Еще до того, как календарь был выпущен, о нем уже говорили СМИ. И мне было интересно, какие СМИ об этом будут говорить, как об этом будут говорить, и опять же как и кто это будет обсуждать. Календарь вышел красивый, мне он очень нравится. Что самое интересное, я не вносил туда лозунгов, ни к чему не призывыл, и вообще сделал его таким образом, чтобы мое отношение к делу было неявным. Я читал комментарии, которые отправляли мне или которые были написаны под статьями. Было вполне интересно натыкаться на комментарии от Фабрики Троллей. Это были максимально литературные тексты, очень хорошо выстроенные, профессиональные, с такой очень терпкой нотой оскорбления. Я слышал, там работают филологи.
— Общение «художник – посетитель» строится на определенном языке, который, несмотря на это, должен быть декодирован и расшифрован, если кто-то хочет достичь сочувуствия или сопричастия. Сейчас ты работаешь с «массивами информации и используешь их как формообразуеющее вещество», визуализируя их. На каком языке ты хочешь/говоришь с теми, кто наблюдает твое творчество? Чего ты хочешь достичь?
— Мне интересна инсталляция, в ней много нераскрытых возможностей. Также интересует работа со звуком и реляционная эстетика – эстетика взаимодействия. Важнее всего, как правильно было сказано, достичь сопричастности. Это возможно через задействование всех органов чувств. В ближайшем будущем меня будет интересовать именно этот вектор.

### [Содержимое набора данных]
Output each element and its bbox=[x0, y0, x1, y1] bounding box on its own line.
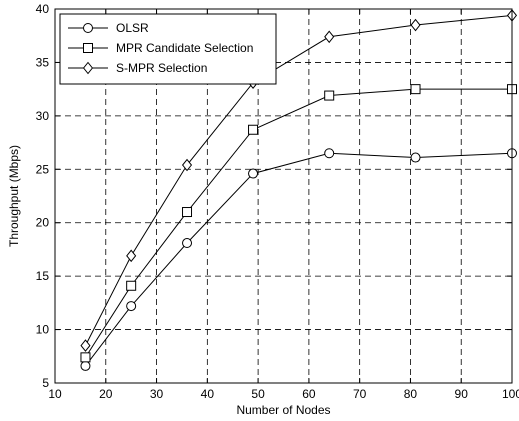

### [Список заданий]
1. Перепишите слово в слово часть отрывка из интервью с художником, начиная со слов «Еще до того, как» и продолжая до слов «там работают филологи.» включительно.
2. Напишите продолжение отрывка из интервью с художником, начиная сразу после его последнего предложения.

### [Ответы по заданиям]
1.
Еще до того, как календарь был выпущен, о нем уже говорили СМИ. И мне было интересно, какие СМИ об этом будут говорить, как об этом будут говорить, и опять же как и кто это будет обсуждать. Календарь вышел красивый, мне он очень нравится. Что самое интересное, я не вносил туда лозунгов, ни к чему не призывыл, и вообще сделал его таким образом, чтобы мое отношение к делу было неявным. Я читал комментарии, которые отправляли мне или которые были написаны под статьями. Было вполне интересно натыкаться на комментарии от Фабрики Троллей. Это были максимально литературные тексты, очень хорошо выстроенные, профессиональные, с такой очень терпкой нотой оскорбления. Я слышал, там работают филологи.

2.
— Визуализация – это основной принцип и напрявляющая твоего творчества сейчас? Ты хотел бы обрести большую независимость от социальных штампов или ты считаешь, что для того, чтобы ими пренебречь, необходисмо войти в эту сферу?
— Да, в основном я работаю с визуальностью. Но как сказал выше, меня интересует включение субъекта в процесс. Скажем, в проекте с календарем так и произошло. Я выступал как наблюдатель второго порядка, создав прецедент и отслеживая реакцию на него.
— Я заметил, что сейчас тебя очень занимает размышления на тему «выветривания человеческих предустановок», высвобождение чистого создания и разума из пут телесного. Можно считать это стремлением к вечному и неувядающему? Что-то спровоцировало серию этих работ?
— Не думаю, что вообще можно говорить о чем-то вечном. Мне интересно производство субъективности в наше время и эволюция человека. Сейчас как никогда поднимаются вопросы, кого считать человеком – где эта грань? Очень важны среди многих людей и вопросы самоопределения по принципу ролей, по принипу гендера и тд. Человек – это телесное? Сейчас вместо сердца вставляют искусственное, люди, лишившиеся конечностей, получают роботизированные. Печатаются биоорганы на 3d-принтерах. Люди, которые совершенно обездвижены, являются частью общества и могут получить Нобелевскую премию, написав труды при помощи технических устройств. Возможно ли это было лет 40 назад? Мне очень интересно наблюдать, как меняется отношение к человеку. Я рассуждаю на тему выветривания физического, как чего-то вторичного по сравнению с сознанием.
— Расскажи о своей работе “in-form” в резиденции в Кронштадте? Это то актуальное, что занимает тебя на данном этапе?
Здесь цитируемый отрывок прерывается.